Rewrite these records as a numbered list, one line per item, leaving out any blank lines.

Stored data
----------------
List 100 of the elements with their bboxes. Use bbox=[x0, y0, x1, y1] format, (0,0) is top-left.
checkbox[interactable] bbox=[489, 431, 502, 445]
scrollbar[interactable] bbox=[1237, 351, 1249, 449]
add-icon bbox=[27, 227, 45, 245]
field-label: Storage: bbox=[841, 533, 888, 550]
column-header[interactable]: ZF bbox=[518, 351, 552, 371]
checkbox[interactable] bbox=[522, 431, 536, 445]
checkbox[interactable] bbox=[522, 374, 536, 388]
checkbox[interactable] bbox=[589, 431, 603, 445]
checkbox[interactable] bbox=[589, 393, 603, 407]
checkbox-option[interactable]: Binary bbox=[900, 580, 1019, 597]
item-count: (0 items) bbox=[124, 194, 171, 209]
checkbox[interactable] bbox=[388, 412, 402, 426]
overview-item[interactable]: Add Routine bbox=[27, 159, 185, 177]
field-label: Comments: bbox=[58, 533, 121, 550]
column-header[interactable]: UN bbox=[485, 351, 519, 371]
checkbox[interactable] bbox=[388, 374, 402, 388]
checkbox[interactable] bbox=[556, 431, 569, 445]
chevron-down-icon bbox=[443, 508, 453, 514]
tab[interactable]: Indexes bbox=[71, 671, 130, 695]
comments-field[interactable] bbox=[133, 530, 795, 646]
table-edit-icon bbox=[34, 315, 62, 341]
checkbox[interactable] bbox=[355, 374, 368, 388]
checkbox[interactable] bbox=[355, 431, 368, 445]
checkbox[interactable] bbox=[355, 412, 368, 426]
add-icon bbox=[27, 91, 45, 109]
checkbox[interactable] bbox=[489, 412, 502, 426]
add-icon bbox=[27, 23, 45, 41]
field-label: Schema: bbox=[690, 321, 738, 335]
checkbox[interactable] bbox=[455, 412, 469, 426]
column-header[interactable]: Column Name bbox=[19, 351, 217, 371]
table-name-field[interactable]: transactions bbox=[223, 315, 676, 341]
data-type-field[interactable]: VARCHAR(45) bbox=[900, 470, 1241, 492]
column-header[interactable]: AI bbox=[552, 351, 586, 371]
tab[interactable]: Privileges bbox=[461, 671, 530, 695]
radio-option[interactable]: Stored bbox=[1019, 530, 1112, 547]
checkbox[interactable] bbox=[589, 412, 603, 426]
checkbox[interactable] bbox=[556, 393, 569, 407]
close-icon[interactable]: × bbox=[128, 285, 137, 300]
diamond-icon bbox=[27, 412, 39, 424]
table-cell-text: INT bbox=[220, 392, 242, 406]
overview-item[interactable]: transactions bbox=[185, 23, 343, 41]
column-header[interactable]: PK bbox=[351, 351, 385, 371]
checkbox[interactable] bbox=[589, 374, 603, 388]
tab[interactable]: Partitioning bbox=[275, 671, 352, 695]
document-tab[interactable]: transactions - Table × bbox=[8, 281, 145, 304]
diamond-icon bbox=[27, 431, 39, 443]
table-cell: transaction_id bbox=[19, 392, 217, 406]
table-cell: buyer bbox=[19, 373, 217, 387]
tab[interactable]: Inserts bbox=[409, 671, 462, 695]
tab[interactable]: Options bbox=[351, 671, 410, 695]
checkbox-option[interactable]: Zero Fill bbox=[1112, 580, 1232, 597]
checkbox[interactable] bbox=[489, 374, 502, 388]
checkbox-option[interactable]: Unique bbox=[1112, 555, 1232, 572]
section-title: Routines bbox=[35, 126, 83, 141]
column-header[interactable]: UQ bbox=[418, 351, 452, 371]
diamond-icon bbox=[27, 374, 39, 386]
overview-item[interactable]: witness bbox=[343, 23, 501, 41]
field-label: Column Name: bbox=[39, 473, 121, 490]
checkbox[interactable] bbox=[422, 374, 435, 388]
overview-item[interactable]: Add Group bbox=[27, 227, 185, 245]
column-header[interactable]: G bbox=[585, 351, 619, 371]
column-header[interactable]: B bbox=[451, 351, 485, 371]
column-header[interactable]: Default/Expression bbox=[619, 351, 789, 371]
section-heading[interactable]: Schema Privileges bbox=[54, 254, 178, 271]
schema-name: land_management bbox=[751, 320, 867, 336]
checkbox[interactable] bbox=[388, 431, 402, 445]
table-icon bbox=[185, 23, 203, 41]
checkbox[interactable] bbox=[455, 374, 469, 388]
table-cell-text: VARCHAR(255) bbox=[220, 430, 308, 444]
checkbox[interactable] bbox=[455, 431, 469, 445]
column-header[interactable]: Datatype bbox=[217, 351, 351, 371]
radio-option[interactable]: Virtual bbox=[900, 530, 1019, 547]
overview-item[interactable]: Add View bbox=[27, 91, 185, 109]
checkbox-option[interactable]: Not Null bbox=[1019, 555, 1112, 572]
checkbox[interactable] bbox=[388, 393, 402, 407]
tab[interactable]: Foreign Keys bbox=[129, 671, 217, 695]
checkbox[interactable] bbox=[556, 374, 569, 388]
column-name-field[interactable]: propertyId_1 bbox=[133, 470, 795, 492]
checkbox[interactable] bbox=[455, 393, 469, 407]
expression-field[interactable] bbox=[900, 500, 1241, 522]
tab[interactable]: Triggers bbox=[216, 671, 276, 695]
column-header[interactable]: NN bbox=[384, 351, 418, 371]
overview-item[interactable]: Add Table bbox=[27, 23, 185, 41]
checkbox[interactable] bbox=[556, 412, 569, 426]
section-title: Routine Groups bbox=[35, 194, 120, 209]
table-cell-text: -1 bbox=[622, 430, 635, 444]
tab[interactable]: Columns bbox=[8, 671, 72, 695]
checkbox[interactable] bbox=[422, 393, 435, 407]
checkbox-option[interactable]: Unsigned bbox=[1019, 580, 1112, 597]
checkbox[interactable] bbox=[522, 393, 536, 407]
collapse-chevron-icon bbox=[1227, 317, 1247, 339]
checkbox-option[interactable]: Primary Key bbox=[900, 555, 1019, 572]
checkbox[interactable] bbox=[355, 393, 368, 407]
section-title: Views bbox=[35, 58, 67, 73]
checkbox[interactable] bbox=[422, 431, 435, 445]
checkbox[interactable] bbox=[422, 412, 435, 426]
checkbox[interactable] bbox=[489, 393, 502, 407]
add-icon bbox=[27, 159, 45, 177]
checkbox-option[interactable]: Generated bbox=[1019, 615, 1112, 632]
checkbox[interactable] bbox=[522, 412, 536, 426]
----------------
* _Solution to this problem_:
1. List 100 of the elements with their bboxes. Use bbox=[x0, y0, x1, y1] format, (0,0) is top-left.
2. checkbox[interactable] bbox=[489, 431, 502, 445]
3. scrollbar[interactable] bbox=[1237, 351, 1249, 449]
4. add-icon bbox=[27, 227, 45, 245]
5. field-label: Storage: bbox=[841, 533, 888, 550]
6. column-header[interactable]: ZF bbox=[518, 351, 552, 371]
7. checkbox[interactable] bbox=[522, 431, 536, 445]
8. checkbox[interactable] bbox=[522, 374, 536, 388]
9. checkbox[interactable] bbox=[589, 431, 603, 445]
10. checkbox[interactable] bbox=[589, 393, 603, 407]
11. checkbox-option[interactable]: Binary bbox=[900, 580, 1019, 597]
12. item-count: (0 items) bbox=[124, 194, 171, 209]
13. checkbox[interactable] bbox=[388, 412, 402, 426]
14. overview-item[interactable]: Add Routine bbox=[27, 159, 185, 177]
15. field-label: Comments: bbox=[58, 533, 121, 550]
16. column-header[interactable]: UN bbox=[485, 351, 519, 371]
17. checkbox[interactable] bbox=[388, 374, 402, 388]
18. checkbox[interactable] bbox=[556, 431, 569, 445]
19. chevron-down-icon bbox=[443, 508, 453, 514]
20. tab[interactable]: Indexes bbox=[71, 671, 130, 695]
21. comments-field[interactable] bbox=[133, 530, 795, 646]
22. table-edit-icon bbox=[34, 315, 62, 341]
23. checkbox[interactable] bbox=[355, 374, 368, 388]
24. checkbox[interactable] bbox=[355, 431, 368, 445]
25. checkbox[interactable] bbox=[355, 412, 368, 426]
26. add-icon bbox=[27, 91, 45, 109]
27. checkbox[interactable] bbox=[489, 412, 502, 426]
28. add-icon bbox=[27, 23, 45, 41]
29. field-label: Schema: bbox=[690, 321, 738, 335]
30. checkbox[interactable] bbox=[455, 412, 469, 426]
31. column-header[interactable]: Column Name bbox=[19, 351, 217, 371]
32. table-name-field[interactable]: transactions bbox=[223, 315, 676, 341]
33. data-type-field[interactable]: VARCHAR(45) bbox=[900, 470, 1241, 492]
34. column-header[interactable]: AI bbox=[552, 351, 586, 371]
35. tab[interactable]: Privileges bbox=[461, 671, 530, 695]
36. radio-option[interactable]: Stored bbox=[1019, 530, 1112, 547]
37. checkbox[interactable] bbox=[589, 412, 603, 426]
38. checkbox[interactable] bbox=[556, 393, 569, 407]
39. close-icon[interactable]: × bbox=[128, 285, 137, 300]
40. diamond-icon bbox=[27, 412, 39, 424]
41. table-cell-text: INT bbox=[220, 392, 242, 406]
42. overview-item[interactable]: transactions bbox=[185, 23, 343, 41]
43. column-header[interactable]: PK bbox=[351, 351, 385, 371]
44. checkbox[interactable] bbox=[589, 374, 603, 388]
45. tab[interactable]: Partitioning bbox=[275, 671, 352, 695]
46. document-tab[interactable]: transactions - Table × bbox=[8, 281, 145, 304]
47. diamond-icon bbox=[27, 431, 39, 443]
48. table-cell: transaction_id bbox=[19, 392, 217, 406]
49. table-cell: buyer bbox=[19, 373, 217, 387]
50. tab[interactable]: Inserts bbox=[409, 671, 462, 695]
51. tab[interactable]: Options bbox=[351, 671, 410, 695]
52. checkbox-option[interactable]: Zero Fill bbox=[1112, 580, 1232, 597]
53. checkbox[interactable] bbox=[489, 374, 502, 388]
54. checkbox-option[interactable]: Unique bbox=[1112, 555, 1232, 572]
55. section-title: Routines bbox=[35, 126, 83, 141]
56. column-header[interactable]: UQ bbox=[418, 351, 452, 371]
57. diamond-icon bbox=[27, 374, 39, 386]
58. overview-item[interactable]: witness bbox=[343, 23, 501, 41]
59. field-label: Column Name: bbox=[39, 473, 121, 490]
60. checkbox[interactable] bbox=[422, 374, 435, 388]
61. overview-item[interactable]: Add Group bbox=[27, 227, 185, 245]
62. column-header[interactable]: G bbox=[585, 351, 619, 371]
63. column-header[interactable]: B bbox=[451, 351, 485, 371]
64. column-header[interactable]: Default/Expression bbox=[619, 351, 789, 371]
65. section-heading[interactable]: Schema Privileges bbox=[54, 254, 178, 271]
66. schema-name: land_management bbox=[751, 320, 867, 336]
67. checkbox[interactable] bbox=[388, 431, 402, 445]
68. table-icon bbox=[185, 23, 203, 41]
69. checkbox[interactable] bbox=[455, 374, 469, 388]
70. table-cell-text: VARCHAR(255) bbox=[220, 430, 308, 444]
71. checkbox[interactable] bbox=[455, 431, 469, 445]
72. column-header[interactable]: Datatype bbox=[217, 351, 351, 371]
73. radio-option[interactable]: Virtual bbox=[900, 530, 1019, 547]
74. overview-item[interactable]: Add View bbox=[27, 91, 185, 109]
75. checkbox-option[interactable]: Not Null bbox=[1019, 555, 1112, 572]
76. checkbox[interactable] bbox=[388, 393, 402, 407]
77. tab[interactable]: Foreign Keys bbox=[129, 671, 217, 695]
78. checkbox[interactable] bbox=[556, 374, 569, 388]
79. column-name-field[interactable]: propertyId_1 bbox=[133, 470, 795, 492]
80. checkbox[interactable] bbox=[455, 393, 469, 407]
81. expression-field[interactable] bbox=[900, 500, 1241, 522]
82. tab[interactable]: Triggers bbox=[216, 671, 276, 695]
83. column-header[interactable]: NN bbox=[384, 351, 418, 371]
84. overview-item[interactable]: Add Table bbox=[27, 23, 185, 41]
85. checkbox[interactable] bbox=[556, 412, 569, 426]
86. section-title: Routine Groups bbox=[35, 194, 120, 209]
87. table-cell-text: -1 bbox=[622, 430, 635, 444]
88. tab[interactable]: Columns bbox=[8, 671, 72, 695]
89. checkbox[interactable] bbox=[422, 393, 435, 407]
90. checkbox-option[interactable]: Unsigned bbox=[1019, 580, 1112, 597]
91. checkbox[interactable] bbox=[522, 393, 536, 407]
92. collapse-chevron-icon bbox=[1227, 317, 1247, 339]
93. checkbox-option[interactable]: Primary Key bbox=[900, 555, 1019, 572]
94. checkbox[interactable] bbox=[355, 393, 368, 407]
95. section-title: Views bbox=[35, 58, 67, 73]
96. checkbox[interactable] bbox=[422, 431, 435, 445]
97. checkbox[interactable] bbox=[422, 412, 435, 426]
98. checkbox[interactable] bbox=[489, 393, 502, 407]
99. add-icon bbox=[27, 159, 45, 177]
100. checkbox-option[interactable]: Generated bbox=[1019, 615, 1112, 632]
101. checkbox[interactable] bbox=[522, 412, 536, 426]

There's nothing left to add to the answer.